### [INSTRUCTION]
Replace "data-label" with "value-label" in the items between the line holding "- data-label: 10: [304, 109, 317, 122]" and the line holding "- data-label: 0: [169, 238, 176, 250]", inclusive, and return only those lines with everything else unchanged.

+-------+

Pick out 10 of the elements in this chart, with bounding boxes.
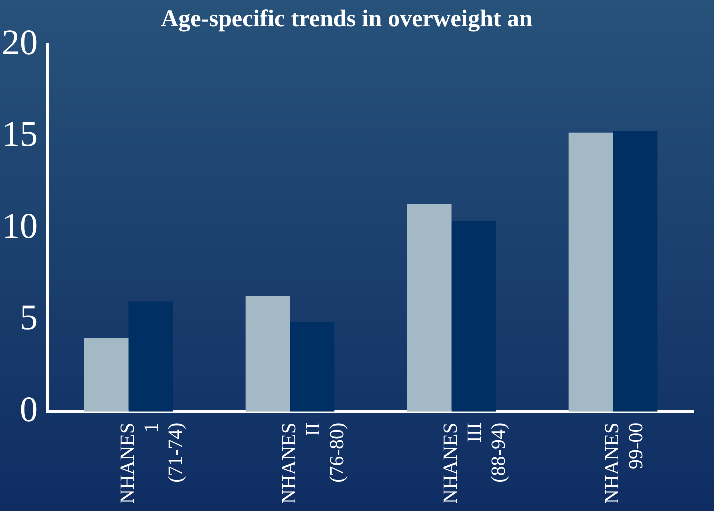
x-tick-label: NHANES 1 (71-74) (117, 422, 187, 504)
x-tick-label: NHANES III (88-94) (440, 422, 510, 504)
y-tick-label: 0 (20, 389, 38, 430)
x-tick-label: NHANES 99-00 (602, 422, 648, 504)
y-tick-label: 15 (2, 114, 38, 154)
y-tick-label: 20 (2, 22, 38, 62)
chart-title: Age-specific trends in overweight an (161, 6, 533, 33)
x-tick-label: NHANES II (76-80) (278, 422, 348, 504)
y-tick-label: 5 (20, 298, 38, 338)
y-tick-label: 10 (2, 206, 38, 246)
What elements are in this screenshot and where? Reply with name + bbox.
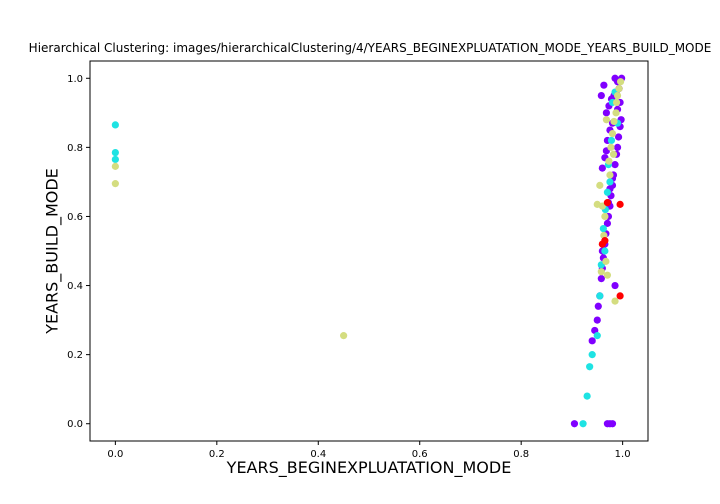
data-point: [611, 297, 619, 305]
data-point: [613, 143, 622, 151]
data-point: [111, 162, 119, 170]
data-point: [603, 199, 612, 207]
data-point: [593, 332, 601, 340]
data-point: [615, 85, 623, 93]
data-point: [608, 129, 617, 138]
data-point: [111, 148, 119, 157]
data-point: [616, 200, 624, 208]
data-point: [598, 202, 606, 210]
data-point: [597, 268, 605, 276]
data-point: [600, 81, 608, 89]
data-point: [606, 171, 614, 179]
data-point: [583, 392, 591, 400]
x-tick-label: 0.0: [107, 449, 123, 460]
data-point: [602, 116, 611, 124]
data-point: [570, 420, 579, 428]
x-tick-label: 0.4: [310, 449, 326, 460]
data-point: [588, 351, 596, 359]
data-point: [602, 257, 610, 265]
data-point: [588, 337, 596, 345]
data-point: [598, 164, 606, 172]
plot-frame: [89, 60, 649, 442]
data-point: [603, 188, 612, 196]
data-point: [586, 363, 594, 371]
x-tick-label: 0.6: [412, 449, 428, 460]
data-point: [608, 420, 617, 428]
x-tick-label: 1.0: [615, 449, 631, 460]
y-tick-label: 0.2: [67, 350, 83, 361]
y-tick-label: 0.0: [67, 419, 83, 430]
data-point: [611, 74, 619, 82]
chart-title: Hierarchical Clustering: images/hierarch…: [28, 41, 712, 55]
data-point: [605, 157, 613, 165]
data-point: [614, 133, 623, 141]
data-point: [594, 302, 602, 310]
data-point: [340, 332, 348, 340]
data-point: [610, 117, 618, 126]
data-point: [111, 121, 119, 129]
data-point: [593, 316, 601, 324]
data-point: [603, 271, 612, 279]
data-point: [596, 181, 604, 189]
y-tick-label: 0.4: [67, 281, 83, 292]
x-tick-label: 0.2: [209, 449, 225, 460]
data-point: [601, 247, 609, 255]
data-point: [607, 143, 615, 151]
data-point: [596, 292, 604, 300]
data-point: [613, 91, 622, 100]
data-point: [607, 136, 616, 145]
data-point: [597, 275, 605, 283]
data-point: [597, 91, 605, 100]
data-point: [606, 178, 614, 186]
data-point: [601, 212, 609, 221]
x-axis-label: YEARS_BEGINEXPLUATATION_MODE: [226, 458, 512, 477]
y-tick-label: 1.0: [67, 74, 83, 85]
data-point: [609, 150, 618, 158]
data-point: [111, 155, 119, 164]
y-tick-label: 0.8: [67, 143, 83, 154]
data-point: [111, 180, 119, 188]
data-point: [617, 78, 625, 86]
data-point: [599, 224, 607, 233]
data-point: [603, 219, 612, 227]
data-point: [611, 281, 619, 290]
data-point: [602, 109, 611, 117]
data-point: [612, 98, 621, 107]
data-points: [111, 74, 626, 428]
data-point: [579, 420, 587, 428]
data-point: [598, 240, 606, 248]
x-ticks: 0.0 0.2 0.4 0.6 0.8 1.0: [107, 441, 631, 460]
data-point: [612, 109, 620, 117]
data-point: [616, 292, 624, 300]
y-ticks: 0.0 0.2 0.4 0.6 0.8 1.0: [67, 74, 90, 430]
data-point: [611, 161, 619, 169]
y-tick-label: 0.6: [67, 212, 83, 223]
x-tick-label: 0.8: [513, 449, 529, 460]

+-------+

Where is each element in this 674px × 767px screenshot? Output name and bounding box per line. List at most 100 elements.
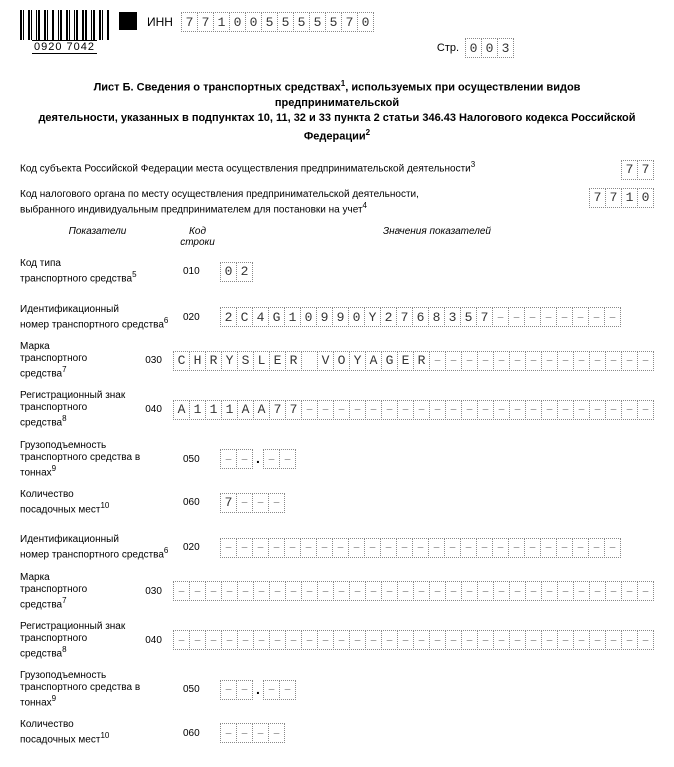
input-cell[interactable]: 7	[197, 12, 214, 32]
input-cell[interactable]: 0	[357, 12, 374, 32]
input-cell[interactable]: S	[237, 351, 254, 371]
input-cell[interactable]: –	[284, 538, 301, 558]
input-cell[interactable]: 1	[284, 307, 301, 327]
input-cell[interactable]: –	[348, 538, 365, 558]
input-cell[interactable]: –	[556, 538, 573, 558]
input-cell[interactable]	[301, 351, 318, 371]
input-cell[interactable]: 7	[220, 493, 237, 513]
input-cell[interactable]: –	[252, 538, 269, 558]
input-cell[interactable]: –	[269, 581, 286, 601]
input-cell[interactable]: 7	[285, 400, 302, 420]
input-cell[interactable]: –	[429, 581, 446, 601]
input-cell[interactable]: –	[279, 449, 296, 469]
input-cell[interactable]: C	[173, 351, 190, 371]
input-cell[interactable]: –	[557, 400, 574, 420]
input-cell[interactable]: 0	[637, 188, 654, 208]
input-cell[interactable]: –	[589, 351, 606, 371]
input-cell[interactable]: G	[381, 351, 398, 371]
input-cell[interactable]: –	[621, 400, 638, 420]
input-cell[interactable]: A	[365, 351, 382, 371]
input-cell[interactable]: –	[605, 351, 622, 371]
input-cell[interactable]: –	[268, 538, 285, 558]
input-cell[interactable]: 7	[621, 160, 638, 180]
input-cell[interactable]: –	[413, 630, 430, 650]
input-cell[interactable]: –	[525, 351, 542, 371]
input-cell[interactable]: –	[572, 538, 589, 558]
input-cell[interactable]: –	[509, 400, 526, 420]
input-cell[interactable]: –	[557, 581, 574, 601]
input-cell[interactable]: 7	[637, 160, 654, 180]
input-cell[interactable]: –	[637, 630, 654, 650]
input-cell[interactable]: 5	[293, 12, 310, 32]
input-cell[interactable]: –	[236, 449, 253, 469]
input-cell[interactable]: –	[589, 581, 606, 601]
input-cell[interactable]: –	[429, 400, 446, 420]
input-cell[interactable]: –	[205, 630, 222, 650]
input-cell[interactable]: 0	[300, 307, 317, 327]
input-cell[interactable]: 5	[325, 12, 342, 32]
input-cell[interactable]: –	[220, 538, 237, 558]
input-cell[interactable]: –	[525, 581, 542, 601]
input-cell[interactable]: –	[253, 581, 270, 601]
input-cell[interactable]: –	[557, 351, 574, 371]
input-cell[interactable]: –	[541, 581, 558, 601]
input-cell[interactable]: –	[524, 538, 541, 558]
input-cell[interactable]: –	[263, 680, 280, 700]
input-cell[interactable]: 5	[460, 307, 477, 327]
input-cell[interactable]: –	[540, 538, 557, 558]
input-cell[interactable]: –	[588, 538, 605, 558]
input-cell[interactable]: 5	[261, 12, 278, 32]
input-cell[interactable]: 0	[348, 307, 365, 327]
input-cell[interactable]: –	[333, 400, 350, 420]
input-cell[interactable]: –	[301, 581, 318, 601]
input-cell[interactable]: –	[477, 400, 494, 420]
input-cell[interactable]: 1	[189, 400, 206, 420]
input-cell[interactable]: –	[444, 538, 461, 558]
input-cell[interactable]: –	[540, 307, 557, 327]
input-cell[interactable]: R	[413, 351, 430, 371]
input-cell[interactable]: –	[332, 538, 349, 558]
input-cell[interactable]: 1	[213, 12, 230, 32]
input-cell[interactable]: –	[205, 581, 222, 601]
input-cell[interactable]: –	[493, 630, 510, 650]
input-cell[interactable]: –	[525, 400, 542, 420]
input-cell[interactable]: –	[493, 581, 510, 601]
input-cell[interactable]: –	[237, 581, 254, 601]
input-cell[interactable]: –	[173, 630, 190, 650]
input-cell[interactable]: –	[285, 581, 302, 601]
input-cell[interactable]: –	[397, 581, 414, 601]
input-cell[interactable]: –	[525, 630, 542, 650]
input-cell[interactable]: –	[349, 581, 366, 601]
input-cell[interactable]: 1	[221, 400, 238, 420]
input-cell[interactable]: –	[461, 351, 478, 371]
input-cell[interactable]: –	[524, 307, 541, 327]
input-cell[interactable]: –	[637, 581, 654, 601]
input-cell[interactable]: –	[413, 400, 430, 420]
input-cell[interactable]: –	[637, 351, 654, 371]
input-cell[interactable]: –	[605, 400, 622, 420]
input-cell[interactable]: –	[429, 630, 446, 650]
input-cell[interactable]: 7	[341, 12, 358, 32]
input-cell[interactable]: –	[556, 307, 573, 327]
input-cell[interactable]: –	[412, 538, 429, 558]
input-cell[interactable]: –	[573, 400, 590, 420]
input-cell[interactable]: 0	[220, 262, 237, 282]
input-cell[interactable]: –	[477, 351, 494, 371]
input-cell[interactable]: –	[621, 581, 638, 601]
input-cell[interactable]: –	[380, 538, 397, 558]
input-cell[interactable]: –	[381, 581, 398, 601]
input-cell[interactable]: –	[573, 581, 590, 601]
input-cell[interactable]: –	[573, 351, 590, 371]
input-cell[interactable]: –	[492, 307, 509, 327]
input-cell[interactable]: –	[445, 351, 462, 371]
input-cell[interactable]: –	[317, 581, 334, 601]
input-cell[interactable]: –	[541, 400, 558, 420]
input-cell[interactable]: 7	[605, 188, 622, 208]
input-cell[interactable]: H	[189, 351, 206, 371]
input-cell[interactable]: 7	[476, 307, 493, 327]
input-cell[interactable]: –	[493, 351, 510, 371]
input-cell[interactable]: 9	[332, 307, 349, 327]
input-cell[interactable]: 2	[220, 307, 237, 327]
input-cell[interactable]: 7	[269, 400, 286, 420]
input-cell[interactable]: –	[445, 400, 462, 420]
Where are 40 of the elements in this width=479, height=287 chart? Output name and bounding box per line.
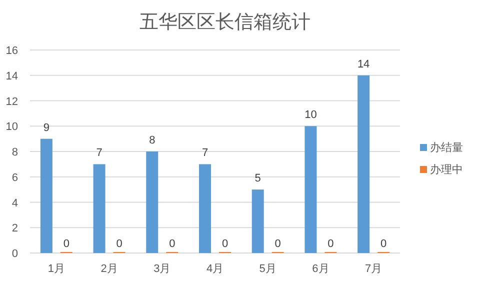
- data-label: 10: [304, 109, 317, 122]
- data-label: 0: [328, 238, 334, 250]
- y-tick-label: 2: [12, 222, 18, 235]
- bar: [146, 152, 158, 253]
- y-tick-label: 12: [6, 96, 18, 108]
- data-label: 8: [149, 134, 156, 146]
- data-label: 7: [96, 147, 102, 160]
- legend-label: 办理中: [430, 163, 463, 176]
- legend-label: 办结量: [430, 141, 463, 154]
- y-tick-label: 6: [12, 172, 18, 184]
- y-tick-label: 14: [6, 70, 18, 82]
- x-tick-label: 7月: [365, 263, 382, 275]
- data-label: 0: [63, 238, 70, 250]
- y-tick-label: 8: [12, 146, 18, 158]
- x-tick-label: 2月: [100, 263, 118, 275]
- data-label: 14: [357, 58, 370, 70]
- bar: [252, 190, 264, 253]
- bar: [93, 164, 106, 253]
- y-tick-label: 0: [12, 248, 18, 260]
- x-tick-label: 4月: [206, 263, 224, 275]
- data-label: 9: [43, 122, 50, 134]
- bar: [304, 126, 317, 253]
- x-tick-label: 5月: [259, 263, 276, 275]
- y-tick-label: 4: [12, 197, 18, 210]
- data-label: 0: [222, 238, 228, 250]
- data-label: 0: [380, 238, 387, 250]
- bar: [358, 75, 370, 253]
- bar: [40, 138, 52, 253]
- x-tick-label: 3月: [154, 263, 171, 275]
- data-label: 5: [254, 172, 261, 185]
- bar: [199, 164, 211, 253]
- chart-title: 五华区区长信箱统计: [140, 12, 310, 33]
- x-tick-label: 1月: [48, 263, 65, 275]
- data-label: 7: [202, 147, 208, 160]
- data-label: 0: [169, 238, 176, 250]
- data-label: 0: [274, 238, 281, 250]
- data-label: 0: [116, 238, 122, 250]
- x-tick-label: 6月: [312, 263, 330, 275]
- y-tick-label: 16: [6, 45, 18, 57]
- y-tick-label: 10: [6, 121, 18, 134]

+-------+

### [FULL ANSWER]
- value-label: 10: [304, 109, 317, 122]
- value-label: 0: [328, 238, 334, 250]
- y-tick-label: 2: [12, 222, 18, 235]
- bar: [146, 152, 158, 253]
- y-tick-label: 12: [6, 96, 18, 108]
- value-label: 8: [149, 134, 156, 146]
- value-label: 7: [96, 147, 102, 160]
- legend-label: 办理中: [430, 163, 463, 176]
- legend-label: 办结量: [430, 141, 463, 154]
- y-tick-label: 6: [12, 172, 18, 184]
- y-tick-label: 14: [6, 70, 18, 82]
- x-tick-label: 7月: [365, 263, 382, 275]
- value-label: 0: [63, 238, 70, 250]
- y-tick-label: 8: [12, 146, 18, 158]
- x-tick-label: 2月: [100, 263, 118, 275]
- value-label: 14: [357, 58, 370, 70]
- bar: [252, 190, 264, 253]
- bar: [93, 164, 106, 253]
- y-tick-label: 0: [12, 248, 18, 260]
- x-tick-label: 4月: [206, 263, 224, 275]
- value-label: 9: [43, 122, 50, 134]
- bar: [304, 126, 317, 253]
- x-tick-label: 5月: [259, 263, 276, 275]
- y-tick-label: 4: [12, 197, 18, 210]
- value-label: 0: [222, 238, 228, 250]
- value-label: 0: [380, 238, 387, 250]
- bar: [358, 75, 370, 253]
- bar: [40, 138, 52, 253]
- x-tick-label: 3月: [154, 263, 171, 275]
- value-label: 5: [254, 172, 261, 185]
- bar: [199, 164, 211, 253]
- chart-title: 五华区区长信箱统计: [140, 12, 310, 33]
- x-tick-label: 1月: [48, 263, 65, 275]
- value-label: 7: [202, 147, 208, 160]
- value-label: 0: [169, 238, 176, 250]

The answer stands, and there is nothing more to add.